TEXT DES DOKUMENTS:
3. Als Lenker eines Kraftfahrzeuges durch Übertretung von Verkehrsvorschriften ein Verhalten setzt, das an sich geeignet ist, besonders gefährliche Verhältnisse herbeizuführen, ...; als Verhalten, das geeignet ist, besonders gefährliche Verhältnisse herbeizuführen, gelten insbesondere erhebliche Überschreitungen der jeweils zulässigen Höchstgeschwindigkeit vor Schulen, Kindergärten und vergleichbaren Einrichtungen sowie auf Schutzwegen oder Radfahrerüberfahrten, das Übertreten von Überholverboten bei besonders schlechten oder bei weitem nicht ausreichenden Sichtverhältnissen oder das Fahren gegen die Fahrtrichtung auf Autobahnen;
4. die jeweils zulässige Höchstgeschwindigkeit im Ortsgebiet um mehr als 40 km/h ... überschritten hat und diese Überschreitung mit einem technischen Hilfsmittel festgestellt wurde;
...
§ 24. (1) Besitzern einer Lenkberechtigung, bei denen die Voraussetzungen für die Erteilung der Lenkberechtigung (§ 3 Abs. 1 Z 2 bis 4) nicht mehr gegeben sind, ist von der Behörde entsprechend den Erfordernissen der Verkehrssicherheit
1. die Lenkberechtigung zu entziehen oder
...
§ 25. (1) Bei der Entziehung ist auch auszusprechen, für welchen Zeitraum die Lenkberechtigung entzogen wird. Dieser ist auf Grund der Ergebnisse des Ermittlungsverfahrens festzusetzen.
...
(3) Bei einer Entziehung wegen mangelnder Verkehrszuverlässigkeit (§ 7) ist eine Entziehungsdauer von mindestens drei Monaten festzusetzen. ... .
§ 26.
...
(3) Im Falle der erstmaligen Begehung einer im § 7 Abs. 3 Z 4 genannten Übertretung - sofern die Übertretung nicht geeignet war, besonders gefährliche Verhältnisse herbeizuführen oder mit besonderer Rücksichtslosigkeit gegenüber anderen Straßenbenützern begangen wurde (§ 7 Abs. 3 Z 3) oder auch eine Übertretung gemäß Abs. 1, 2 oder 4 vorliegt - hat die Entziehungsdauer zwei Wochen, bei der zweiten Begehung einer derartigen Übertretung innerhalb von zwei Jahren ab der ersten Begehung sechs Wochen zu betragen.

AUFGABENSTELLUNG 1:
Schreiben Sie aus dem Text zur Entziehung der Lenkberechtigung die Passage von „(3) Bei einer“ bis „Wochen zu betragen.“ wortgetreu ab.

DATENSÄTZE ZUR AUFGABE:
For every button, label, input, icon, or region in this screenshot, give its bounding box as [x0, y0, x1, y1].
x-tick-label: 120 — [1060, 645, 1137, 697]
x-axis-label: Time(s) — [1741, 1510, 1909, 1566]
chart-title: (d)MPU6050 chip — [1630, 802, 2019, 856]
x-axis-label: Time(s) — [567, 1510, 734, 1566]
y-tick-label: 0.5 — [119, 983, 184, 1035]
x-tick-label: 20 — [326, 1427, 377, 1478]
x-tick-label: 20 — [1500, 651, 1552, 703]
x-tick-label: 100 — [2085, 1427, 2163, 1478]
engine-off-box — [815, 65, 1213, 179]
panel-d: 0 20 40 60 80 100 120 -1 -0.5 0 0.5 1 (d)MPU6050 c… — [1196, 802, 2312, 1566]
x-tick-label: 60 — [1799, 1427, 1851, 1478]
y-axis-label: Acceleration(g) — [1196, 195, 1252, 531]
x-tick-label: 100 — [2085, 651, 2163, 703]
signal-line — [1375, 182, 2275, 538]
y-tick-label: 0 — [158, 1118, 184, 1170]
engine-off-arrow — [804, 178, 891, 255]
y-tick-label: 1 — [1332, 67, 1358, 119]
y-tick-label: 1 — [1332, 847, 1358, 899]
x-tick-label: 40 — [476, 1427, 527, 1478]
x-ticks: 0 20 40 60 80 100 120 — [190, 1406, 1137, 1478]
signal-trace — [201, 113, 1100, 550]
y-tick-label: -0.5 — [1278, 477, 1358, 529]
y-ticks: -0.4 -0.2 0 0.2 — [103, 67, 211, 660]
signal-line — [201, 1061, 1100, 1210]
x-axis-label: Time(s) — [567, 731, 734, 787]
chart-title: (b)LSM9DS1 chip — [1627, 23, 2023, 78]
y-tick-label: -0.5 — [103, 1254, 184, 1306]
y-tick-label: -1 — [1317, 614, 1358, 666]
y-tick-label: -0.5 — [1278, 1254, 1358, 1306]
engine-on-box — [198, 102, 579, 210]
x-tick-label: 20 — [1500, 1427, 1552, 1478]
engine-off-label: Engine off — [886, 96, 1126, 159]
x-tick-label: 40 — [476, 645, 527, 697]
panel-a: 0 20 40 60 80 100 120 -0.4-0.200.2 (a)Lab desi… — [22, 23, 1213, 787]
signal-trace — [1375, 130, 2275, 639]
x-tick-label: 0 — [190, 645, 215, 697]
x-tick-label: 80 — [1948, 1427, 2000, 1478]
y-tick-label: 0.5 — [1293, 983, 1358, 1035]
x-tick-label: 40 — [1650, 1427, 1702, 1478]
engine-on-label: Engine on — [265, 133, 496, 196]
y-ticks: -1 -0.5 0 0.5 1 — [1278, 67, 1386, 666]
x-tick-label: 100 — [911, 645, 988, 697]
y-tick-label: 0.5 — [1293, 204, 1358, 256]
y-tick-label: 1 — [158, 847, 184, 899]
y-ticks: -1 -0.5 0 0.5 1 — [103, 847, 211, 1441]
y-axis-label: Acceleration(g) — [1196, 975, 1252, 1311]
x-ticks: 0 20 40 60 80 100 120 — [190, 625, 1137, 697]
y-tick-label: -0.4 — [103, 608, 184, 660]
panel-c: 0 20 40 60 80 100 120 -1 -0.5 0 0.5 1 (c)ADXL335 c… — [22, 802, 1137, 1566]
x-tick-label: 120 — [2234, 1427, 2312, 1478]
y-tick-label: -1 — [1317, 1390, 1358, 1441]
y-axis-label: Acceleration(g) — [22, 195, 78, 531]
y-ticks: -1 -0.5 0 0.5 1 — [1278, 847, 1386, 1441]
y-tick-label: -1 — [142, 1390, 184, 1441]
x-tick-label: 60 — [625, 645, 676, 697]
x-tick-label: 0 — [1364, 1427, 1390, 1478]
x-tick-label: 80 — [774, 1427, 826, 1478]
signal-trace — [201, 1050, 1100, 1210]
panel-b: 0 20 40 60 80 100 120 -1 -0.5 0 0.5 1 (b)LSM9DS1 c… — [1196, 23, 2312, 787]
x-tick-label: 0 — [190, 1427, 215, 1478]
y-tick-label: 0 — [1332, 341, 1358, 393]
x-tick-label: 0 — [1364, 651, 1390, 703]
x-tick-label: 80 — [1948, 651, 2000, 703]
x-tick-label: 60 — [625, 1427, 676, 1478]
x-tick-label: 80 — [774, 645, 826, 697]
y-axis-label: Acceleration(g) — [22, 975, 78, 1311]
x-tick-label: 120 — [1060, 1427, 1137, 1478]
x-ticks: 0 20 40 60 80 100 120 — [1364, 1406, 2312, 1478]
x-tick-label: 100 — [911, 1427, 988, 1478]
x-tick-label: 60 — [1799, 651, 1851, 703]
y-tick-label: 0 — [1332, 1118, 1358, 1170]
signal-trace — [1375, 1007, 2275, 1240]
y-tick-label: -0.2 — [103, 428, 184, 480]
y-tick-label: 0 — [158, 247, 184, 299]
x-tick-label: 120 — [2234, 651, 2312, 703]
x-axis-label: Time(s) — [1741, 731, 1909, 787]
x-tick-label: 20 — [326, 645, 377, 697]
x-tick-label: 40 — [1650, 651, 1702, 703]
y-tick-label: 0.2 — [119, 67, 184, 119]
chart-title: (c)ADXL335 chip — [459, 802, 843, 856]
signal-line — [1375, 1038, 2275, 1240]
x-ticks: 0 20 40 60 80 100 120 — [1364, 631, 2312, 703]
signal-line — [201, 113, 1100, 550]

AUFGABENSTELLUNG 2:
Geben Sie die Zeilen der Datensätze vom Anfang bis einschließlich der Zeile mit „engine-on-label: Engine on“ unverändert wieder, und zwar nur diese.

AUSGEARBEITETE LÖSUNG 1:
(3) Bei einer Entziehung wegen mangelnder Verkehrszuverlässigkeit (§ 7) ist eine Entziehungsdauer von mindestens drei Monaten festzusetzen. ... .
§ 26.
...
(3) Im Falle der erstmaligen Begehung einer im § 7 Abs. 3 Z 4 genannten Übertretung - sofern die Übertretung nicht geeignet war, besonders gefährliche Verhältnisse herbeizuführen oder mit besonderer Rücksichtslosigkeit gegenüber anderen Straßenbenützern begangen wurde (§ 7 Abs. 3 Z 3) oder auch eine Übertretung gemäß Abs. 1, 2 oder 4 vorliegt - hat die Entziehungsdauer zwei Wochen, bei der zweiten Begehung einer derartigen Übertretung innerhalb von zwei Jahren ab der ersten Begehung sechs Wochen zu betragen.

AUSGEARBEITETE LÖSUNG 2:
For every button, label, input, icon, or region in this screenshot, give its bounding box as [x0, y0, x1, y1].
x-tick-label: 120 — [1060, 645, 1137, 697]
x-axis-label: Time(s) — [1741, 1510, 1909, 1566]
chart-title: (d)MPU6050 chip — [1630, 802, 2019, 856]
x-axis-label: Time(s) — [567, 1510, 734, 1566]
y-tick-label: 0.5 — [119, 983, 184, 1035]
x-tick-label: 20 — [326, 1427, 377, 1478]
x-tick-label: 20 — [1500, 651, 1552, 703]
x-tick-label: 100 — [2085, 1427, 2163, 1478]
engine-off-box — [815, 65, 1213, 179]
panel-d: 0 20 40 60 80 100 120 -1 -0.5 0 0.5 1 (d)MPU6050 c… — [1196, 802, 2312, 1566]
x-tick-label: 60 — [1799, 1427, 1851, 1478]
y-axis-label: Acceleration(g) — [1196, 195, 1252, 531]
x-tick-label: 100 — [2085, 651, 2163, 703]
signal-line — [1375, 182, 2275, 538]
y-tick-label: 0 — [158, 1118, 184, 1170]
engine-off-arrow — [804, 178, 891, 255]
y-tick-label: 1 — [1332, 67, 1358, 119]
y-tick-label: 1 — [1332, 847, 1358, 899]
x-tick-label: 40 — [476, 1427, 527, 1478]
x-ticks: 0 20 40 60 80 100 120 — [190, 1406, 1137, 1478]
signal-trace — [201, 113, 1100, 550]
y-tick-label: -0.5 — [1278, 477, 1358, 529]
y-ticks: -0.4 -0.2 0 0.2 — [103, 67, 211, 660]
signal-line — [201, 1061, 1100, 1210]
x-axis-label: Time(s) — [567, 731, 734, 787]
chart-title: (b)LSM9DS1 chip — [1627, 23, 2023, 78]
y-tick-label: -0.5 — [103, 1254, 184, 1306]
y-tick-label: -1 — [1317, 614, 1358, 666]
y-tick-label: -0.5 — [1278, 1254, 1358, 1306]
engine-on-box — [198, 102, 579, 210]
x-tick-label: 20 — [1500, 1427, 1552, 1478]
engine-off-label: Engine off — [886, 96, 1126, 159]
x-tick-label: 40 — [476, 645, 527, 697]
panel-a: 0 20 40 60 80 100 120 -0.4-0.200.2 (a)Lab desi… — [22, 23, 1213, 787]
signal-trace — [1375, 130, 2275, 639]
x-tick-label: 0 — [190, 645, 215, 697]
x-tick-label: 80 — [1948, 1427, 2000, 1478]
y-tick-label: 0.5 — [1293, 983, 1358, 1035]
x-tick-label: 40 — [1650, 1427, 1702, 1478]
engine-on-label: Engine on — [265, 133, 496, 196]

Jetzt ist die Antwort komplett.